- Exercise goal
Look through the data below. Show each line where the string "solid" occurs.

(Structured figure records)
□ □ □ □
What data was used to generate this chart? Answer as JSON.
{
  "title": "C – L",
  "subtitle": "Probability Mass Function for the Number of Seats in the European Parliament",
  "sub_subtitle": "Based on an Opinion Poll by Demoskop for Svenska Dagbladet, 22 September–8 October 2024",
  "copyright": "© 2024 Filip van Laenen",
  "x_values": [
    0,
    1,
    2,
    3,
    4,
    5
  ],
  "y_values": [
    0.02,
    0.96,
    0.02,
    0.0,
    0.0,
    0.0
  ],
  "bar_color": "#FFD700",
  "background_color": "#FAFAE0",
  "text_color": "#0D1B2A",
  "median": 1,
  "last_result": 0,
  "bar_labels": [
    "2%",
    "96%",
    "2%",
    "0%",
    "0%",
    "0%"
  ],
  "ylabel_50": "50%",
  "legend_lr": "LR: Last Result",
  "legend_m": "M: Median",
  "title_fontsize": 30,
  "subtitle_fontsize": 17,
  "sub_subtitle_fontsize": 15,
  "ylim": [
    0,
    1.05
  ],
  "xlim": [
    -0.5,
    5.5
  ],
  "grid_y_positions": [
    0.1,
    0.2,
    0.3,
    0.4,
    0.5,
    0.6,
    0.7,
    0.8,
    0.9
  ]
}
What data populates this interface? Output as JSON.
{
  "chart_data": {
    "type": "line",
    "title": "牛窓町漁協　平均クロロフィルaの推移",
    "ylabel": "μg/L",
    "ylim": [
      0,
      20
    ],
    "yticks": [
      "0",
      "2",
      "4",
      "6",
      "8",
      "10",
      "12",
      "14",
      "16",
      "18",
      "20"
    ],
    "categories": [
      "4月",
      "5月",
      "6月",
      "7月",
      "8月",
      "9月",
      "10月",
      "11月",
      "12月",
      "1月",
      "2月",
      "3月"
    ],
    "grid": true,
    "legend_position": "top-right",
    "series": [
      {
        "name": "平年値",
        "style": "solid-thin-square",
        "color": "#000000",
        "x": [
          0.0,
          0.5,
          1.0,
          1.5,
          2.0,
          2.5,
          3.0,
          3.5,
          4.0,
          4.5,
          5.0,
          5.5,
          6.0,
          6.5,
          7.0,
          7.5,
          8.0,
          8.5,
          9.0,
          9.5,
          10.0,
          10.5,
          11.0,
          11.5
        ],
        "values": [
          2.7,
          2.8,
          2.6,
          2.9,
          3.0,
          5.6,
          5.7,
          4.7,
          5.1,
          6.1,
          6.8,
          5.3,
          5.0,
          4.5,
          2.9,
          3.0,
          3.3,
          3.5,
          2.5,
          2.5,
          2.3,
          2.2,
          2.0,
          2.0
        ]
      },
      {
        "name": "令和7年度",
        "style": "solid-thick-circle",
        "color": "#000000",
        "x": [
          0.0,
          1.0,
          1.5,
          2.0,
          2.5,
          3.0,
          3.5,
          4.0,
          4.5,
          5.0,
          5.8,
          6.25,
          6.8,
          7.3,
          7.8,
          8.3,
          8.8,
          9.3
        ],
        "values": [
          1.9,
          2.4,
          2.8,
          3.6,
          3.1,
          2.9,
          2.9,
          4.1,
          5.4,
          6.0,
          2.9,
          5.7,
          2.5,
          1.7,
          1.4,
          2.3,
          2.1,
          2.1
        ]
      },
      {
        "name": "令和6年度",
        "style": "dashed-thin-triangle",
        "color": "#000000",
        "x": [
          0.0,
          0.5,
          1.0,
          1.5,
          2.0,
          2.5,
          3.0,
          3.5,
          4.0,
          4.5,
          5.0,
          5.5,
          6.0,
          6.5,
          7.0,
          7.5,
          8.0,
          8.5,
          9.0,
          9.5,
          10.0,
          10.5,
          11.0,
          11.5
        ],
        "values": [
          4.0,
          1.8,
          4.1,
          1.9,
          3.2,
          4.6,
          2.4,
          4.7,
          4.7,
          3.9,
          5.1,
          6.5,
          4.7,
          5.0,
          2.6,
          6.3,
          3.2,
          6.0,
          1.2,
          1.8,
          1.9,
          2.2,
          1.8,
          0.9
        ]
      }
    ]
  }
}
□ □ □ □
- The output
        "style": "solid-thin-square",
        "style": "solid-thick-circle",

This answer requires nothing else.